* [TEXT]
^^^^^^^^^^^^^^^^

And some random midseason thoughts from the Hoops Report on this mid-January day ...

• SIMEON'S LOSS TO FINDLAY PREP means little in the grand scheme of things when it comes to Illinois prep basketball and the balance of power. Rob Smith's team played more one-on-one basketball against Findlay than it ever does, but that will be corrected quickly.

• NATIONAL RANKINGS ARE STUPID, especially when you include prep school basketball factories with players from around a region or country. Prep schools really have nothing to do with high school basketball. Plus, very few of the top teams from around the country play one another, while even fewer people -- including those that rank these teams -- actually see all the teams play. Again, national rankings are really nothing more than a media creation and forced basketball dialogue. Simeon's focus now going forward can be on winning another state championship.

^^^^^^^^^^^^^^^^

* [DATA PROVIDED]
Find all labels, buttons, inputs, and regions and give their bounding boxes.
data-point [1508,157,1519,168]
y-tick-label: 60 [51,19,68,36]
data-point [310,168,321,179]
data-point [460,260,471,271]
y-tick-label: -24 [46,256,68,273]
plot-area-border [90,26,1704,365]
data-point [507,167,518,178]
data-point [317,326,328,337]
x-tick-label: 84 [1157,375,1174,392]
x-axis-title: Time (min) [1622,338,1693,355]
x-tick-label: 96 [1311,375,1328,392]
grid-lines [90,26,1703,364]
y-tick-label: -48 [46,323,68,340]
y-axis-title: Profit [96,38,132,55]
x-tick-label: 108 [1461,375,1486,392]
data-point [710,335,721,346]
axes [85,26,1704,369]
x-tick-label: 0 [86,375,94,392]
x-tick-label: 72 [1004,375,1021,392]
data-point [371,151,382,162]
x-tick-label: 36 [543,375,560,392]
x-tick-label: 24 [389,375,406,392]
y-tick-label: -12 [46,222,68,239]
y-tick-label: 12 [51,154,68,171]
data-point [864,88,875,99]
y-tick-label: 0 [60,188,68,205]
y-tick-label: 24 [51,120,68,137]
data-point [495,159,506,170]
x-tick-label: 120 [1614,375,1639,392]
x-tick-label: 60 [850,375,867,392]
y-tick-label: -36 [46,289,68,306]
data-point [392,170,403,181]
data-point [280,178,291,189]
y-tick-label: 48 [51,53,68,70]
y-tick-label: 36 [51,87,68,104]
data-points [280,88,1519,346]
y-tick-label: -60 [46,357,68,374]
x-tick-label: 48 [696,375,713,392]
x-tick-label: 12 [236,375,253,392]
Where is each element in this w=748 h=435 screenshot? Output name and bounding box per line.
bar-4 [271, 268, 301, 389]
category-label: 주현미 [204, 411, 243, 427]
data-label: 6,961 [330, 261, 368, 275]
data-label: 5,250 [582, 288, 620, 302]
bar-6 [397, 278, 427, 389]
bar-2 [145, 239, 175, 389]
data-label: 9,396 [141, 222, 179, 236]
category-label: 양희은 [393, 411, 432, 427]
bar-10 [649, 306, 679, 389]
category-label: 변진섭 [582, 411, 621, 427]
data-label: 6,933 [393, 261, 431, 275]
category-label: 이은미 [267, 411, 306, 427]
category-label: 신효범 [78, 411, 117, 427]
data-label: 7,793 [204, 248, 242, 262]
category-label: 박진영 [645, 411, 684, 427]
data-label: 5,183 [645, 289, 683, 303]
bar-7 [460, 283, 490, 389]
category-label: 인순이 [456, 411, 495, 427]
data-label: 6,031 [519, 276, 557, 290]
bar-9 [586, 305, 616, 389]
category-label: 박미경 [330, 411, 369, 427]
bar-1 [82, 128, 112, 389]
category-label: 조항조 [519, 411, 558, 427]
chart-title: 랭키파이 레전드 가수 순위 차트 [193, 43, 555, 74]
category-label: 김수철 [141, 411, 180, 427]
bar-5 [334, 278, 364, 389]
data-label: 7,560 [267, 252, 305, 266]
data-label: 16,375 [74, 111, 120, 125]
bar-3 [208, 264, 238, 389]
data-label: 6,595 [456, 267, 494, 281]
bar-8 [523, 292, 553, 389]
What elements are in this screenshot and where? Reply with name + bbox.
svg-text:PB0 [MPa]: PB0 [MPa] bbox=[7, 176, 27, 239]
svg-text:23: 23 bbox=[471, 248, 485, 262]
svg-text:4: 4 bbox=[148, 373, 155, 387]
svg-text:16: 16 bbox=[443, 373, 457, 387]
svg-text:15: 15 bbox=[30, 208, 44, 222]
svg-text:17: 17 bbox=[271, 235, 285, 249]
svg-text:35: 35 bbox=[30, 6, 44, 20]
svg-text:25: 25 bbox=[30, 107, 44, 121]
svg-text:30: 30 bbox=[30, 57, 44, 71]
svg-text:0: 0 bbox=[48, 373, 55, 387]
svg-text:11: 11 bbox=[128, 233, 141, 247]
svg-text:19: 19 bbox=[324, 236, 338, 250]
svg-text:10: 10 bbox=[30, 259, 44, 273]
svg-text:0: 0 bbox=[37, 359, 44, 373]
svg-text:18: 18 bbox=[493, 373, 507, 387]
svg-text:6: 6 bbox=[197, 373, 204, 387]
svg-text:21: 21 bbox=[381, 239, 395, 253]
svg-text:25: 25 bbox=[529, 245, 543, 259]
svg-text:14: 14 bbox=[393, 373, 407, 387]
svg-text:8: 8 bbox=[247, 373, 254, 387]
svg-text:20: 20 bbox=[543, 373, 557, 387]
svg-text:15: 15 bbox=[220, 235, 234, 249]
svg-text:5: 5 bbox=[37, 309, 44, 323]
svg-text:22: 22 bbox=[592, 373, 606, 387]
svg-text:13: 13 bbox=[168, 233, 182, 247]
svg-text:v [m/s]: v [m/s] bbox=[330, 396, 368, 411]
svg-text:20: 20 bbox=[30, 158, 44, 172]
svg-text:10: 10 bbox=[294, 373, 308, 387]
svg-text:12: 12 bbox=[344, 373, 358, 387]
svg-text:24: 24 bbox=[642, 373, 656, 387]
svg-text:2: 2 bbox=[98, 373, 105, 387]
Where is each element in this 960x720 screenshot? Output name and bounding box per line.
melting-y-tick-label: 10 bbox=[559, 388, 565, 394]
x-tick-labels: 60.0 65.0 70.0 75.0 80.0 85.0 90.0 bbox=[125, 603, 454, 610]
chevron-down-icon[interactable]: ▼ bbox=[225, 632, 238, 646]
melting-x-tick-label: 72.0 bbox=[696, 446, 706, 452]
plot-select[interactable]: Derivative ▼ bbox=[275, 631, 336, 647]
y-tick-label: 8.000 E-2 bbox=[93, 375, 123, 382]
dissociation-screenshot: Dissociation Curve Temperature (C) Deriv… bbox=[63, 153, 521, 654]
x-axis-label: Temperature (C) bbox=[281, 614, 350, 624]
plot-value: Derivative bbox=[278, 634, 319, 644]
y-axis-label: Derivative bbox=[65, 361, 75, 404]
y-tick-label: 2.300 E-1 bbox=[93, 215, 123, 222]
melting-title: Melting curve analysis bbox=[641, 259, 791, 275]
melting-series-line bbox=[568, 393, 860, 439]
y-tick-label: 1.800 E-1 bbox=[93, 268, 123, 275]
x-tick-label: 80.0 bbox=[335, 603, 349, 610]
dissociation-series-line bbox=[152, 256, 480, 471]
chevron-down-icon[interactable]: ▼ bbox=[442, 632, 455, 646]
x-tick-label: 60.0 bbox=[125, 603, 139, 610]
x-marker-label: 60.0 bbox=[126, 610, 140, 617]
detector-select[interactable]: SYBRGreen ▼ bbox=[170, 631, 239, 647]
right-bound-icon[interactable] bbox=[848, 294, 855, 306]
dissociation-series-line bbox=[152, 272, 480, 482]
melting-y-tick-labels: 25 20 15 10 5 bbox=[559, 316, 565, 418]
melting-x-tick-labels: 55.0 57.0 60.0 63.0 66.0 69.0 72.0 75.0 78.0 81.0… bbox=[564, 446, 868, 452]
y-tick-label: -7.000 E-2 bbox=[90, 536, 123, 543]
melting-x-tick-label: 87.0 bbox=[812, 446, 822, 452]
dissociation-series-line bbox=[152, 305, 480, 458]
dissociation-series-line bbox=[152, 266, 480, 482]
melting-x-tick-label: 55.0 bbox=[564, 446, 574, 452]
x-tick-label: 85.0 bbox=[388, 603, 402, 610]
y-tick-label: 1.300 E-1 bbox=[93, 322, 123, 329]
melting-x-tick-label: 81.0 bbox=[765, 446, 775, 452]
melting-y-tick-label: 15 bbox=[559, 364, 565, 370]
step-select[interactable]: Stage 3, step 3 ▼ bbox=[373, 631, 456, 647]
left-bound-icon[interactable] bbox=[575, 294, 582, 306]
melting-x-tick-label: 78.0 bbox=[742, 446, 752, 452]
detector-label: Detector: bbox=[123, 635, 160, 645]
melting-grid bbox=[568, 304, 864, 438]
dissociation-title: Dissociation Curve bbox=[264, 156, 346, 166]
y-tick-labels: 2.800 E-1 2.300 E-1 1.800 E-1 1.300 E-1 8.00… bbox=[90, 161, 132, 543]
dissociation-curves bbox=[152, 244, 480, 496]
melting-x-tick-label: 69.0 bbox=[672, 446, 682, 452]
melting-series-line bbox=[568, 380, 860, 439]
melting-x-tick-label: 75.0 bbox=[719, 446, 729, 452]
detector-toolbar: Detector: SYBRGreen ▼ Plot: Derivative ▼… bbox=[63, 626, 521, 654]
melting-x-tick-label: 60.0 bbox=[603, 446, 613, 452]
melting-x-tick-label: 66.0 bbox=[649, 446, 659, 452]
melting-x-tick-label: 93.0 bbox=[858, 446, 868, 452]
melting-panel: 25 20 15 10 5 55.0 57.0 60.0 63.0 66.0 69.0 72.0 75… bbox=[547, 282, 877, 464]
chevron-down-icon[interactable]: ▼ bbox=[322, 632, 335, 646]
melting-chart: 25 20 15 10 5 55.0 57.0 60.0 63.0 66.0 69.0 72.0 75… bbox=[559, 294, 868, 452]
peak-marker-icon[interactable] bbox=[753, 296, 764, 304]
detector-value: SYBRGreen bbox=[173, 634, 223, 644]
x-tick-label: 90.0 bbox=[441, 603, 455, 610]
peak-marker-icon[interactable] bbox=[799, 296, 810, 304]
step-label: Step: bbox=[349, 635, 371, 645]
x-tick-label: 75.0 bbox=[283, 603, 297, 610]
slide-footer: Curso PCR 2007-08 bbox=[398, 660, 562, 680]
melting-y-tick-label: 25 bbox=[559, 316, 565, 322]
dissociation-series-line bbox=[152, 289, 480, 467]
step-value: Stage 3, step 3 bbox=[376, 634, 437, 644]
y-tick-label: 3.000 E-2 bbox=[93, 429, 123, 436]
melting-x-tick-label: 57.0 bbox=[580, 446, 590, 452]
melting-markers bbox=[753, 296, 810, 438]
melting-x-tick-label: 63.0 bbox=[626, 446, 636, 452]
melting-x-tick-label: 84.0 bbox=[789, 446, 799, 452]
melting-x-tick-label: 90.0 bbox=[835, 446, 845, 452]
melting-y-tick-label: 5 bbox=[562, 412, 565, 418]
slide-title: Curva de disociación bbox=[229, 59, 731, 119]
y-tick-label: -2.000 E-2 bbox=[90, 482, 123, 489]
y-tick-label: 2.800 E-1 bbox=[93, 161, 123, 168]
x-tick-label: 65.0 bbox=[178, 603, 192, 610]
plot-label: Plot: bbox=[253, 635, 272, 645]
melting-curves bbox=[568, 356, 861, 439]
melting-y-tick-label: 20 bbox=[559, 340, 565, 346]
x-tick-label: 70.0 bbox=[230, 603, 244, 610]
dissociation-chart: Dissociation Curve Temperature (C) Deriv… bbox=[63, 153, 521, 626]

^^^^^^^^^^^^^^^^

* [EXERCISES]
1) From the Hoops Report text, return everything from "And some random" down to "be corrected quickly.".
2) In the Hoops Report text, what can Simeon's focus now be on going forward?

* [OUTPUTS FOR THE TASKS]
1)
And some random midseason thoughts from the Hoops Report on this mid-January day ...

• SIMEON'S LOSS TO FINDLAY PREP means little in the grand scheme of things when it comes to Illinois prep basketball and the balance of power. Rob Smith's team played more one-on-one basketball against Findlay than it ever does, but that will be corrected quickly.

2) Winning another state championship.